# For the humorous reptile enthusiasts



## EchoTheLeoTort (Jul 27, 2013)

Tomorrow is my birthday, and my grandma is having a party today for her birthday. She called me this morning and told me she got me a cake and i should go pick it up. was not expecting this..  I was laughing so hard!




I think the baker did a good job at making Cato into a cartoonish lizard


----------



## ladyjean22 (Jul 27, 2013)

Haha! I understand. My friend calls me the creepy reptile lady lol

Sent from my SAMSUNG-SGH-I337 using TortForum mobile app


----------



## NickWag (Jul 27, 2013)

Hahahaha. That's great! Nothing cooler than a granny with a twisted sense of humor! LoL
Happy birthday!


----------



## Jabuticaba (Jul 27, 2013)

PMSL! This made my day! Thanks for sharing and Happy Birthday!! [PARTY POPPER][CONFETTI BALL][BALLOON]


----------



## wellington (Jul 27, 2013)

That's great. Happy Birthday, have a great one


----------



## Tom (Jul 27, 2013)

Dysfunction? I have no idea what she means...


----------



## WillTort2 (Jul 27, 2013)

Some dysfunctions are better to have than others! 

Happy Birthday!


----------



## LisaTurtle (Jul 27, 2013)

Funny! Happy birthday!!


----------



## Teodora'sDAD (Jul 27, 2013)

LMAO- OMG that is too funny.


----------



## jeffstort (Jul 27, 2013)

Hahaha lol happy birthday


----------



## mike taylor (Jul 27, 2013)

Your grandmother is a cool lady . Have a very happy birthday . 

Sent from my C771 using TortForum mobile app


----------



## AnnV (Jul 27, 2013)

That cake is fabulous!
Happy birthday!

Ann from CT


----------



## thatrebecca (Jul 27, 2013)

So funny! Happy birthday!


----------



## Kameo37 (Jul 28, 2013)

Nice! Luckily, reptile dysfunction is a disorder you can live a full, happy life with. Treatment: more reptiles. 

Sent from my SAMSUNG-SGH-I337 using TortForum mobile app


----------



## Beck (Jul 28, 2013)

Your grandma is a funny lady. Happy Birthday Marissa!

Sent from my Nexus 7 using TortForum mobile app


----------



## harris (Jul 29, 2013)

That is hilarious! What a cool Gramma. Happy belated Birthday!


----------

Dataset excerpt:

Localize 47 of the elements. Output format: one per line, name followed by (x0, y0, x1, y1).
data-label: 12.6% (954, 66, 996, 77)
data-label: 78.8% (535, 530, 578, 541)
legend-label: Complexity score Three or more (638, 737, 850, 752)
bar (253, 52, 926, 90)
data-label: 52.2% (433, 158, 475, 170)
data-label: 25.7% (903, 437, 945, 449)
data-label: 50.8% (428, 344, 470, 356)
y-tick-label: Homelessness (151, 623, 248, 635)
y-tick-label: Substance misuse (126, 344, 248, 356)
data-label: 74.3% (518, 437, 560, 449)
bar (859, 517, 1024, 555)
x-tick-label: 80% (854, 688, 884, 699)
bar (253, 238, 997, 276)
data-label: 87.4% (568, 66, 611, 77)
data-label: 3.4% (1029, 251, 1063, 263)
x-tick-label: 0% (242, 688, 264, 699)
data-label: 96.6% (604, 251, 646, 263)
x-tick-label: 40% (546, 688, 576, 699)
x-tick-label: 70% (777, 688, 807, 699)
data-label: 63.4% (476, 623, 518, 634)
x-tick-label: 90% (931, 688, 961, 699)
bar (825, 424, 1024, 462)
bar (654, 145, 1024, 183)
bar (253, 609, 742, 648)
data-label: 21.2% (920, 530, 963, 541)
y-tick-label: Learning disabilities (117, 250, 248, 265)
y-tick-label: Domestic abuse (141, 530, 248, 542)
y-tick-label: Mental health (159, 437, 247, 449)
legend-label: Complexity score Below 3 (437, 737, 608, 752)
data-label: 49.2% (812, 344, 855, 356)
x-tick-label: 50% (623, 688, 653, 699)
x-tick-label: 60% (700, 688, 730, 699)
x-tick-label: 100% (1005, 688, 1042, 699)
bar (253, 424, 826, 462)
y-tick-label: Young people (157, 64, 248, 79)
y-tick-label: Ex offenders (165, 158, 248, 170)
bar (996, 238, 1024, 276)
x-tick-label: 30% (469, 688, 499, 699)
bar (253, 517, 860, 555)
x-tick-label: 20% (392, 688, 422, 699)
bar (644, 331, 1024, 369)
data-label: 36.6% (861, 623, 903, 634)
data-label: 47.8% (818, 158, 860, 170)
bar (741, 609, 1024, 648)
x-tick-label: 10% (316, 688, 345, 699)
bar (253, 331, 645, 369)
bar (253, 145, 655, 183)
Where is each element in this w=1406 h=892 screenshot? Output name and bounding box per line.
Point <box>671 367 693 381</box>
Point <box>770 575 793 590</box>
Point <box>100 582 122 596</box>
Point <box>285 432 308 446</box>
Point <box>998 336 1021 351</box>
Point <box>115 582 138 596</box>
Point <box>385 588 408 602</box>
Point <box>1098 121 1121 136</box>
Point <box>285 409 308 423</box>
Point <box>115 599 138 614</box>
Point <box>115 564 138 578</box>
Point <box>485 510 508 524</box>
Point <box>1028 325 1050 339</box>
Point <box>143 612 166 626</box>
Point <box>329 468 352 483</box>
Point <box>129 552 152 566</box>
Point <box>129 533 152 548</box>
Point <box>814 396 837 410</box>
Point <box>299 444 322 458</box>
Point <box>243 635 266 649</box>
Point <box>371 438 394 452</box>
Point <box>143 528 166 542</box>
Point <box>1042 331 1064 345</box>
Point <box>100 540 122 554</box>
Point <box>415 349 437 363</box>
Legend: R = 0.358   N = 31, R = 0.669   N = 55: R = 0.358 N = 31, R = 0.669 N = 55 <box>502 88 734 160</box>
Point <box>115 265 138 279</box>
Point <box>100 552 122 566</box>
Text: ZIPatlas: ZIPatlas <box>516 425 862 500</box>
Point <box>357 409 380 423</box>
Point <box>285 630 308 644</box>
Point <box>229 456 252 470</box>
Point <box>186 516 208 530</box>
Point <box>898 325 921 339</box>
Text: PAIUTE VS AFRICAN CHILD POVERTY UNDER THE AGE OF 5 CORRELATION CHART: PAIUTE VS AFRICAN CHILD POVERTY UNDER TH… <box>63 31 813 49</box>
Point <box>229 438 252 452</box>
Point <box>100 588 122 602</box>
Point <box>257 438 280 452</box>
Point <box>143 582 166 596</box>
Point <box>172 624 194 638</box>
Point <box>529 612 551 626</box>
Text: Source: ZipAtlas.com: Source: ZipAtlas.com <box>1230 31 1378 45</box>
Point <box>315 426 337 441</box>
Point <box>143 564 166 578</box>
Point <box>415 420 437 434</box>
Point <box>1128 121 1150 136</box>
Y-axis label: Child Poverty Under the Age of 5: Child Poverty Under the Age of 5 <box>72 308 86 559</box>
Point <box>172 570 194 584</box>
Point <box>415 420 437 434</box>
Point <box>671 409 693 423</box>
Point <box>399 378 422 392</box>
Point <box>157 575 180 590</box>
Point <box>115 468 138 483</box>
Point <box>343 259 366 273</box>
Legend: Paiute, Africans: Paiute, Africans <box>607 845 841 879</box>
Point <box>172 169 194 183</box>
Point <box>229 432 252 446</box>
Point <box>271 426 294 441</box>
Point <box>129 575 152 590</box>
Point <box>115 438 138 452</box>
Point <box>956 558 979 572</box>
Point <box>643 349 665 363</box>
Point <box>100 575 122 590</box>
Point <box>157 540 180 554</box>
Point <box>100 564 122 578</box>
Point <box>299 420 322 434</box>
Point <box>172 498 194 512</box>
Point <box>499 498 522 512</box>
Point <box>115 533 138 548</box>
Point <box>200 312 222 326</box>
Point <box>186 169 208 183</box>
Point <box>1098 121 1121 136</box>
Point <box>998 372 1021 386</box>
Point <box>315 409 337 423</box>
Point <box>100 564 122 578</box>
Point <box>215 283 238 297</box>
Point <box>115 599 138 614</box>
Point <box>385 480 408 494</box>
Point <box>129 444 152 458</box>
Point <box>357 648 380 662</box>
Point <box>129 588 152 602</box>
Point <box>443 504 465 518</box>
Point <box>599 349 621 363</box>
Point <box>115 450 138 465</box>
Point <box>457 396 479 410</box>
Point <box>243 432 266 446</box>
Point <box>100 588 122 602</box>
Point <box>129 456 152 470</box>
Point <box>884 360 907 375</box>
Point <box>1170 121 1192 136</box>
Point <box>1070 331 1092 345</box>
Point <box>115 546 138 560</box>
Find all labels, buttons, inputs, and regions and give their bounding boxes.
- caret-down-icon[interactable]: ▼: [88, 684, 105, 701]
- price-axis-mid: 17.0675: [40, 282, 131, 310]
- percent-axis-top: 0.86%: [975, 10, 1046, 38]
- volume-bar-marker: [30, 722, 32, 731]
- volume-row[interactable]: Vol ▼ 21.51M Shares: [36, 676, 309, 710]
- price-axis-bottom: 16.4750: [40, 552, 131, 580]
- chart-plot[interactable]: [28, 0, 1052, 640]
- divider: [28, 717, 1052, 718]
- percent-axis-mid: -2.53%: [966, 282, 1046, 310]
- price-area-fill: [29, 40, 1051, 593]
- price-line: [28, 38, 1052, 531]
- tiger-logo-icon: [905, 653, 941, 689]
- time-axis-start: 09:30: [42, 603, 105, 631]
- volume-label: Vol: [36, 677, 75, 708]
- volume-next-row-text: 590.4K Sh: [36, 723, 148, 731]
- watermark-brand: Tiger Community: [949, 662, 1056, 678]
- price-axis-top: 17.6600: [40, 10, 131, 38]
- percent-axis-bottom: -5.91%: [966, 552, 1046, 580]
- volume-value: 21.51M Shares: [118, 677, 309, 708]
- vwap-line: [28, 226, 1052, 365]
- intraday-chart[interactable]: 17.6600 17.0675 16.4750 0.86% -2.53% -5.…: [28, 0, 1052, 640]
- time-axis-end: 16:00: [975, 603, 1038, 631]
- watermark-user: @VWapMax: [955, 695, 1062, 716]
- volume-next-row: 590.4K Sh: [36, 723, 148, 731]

*Instruction*.
Decide whether each statement agrees with the forum thread about the birthday cake, answering yes or no and quoting the deciding words of the thread: 1. The grandmother's party is being held for her own birthday. 2. The baker made Cato into a realistic lizard. 3. Kameo37 names more reptiles as the treatment.

*Output*.
1. Yes: "my grandma is having a party today for her birthday"
2. No: "I think the baker did a good job at making Cato into a cartoonish lizard"
3. Yes: "Treatment: more reptiles."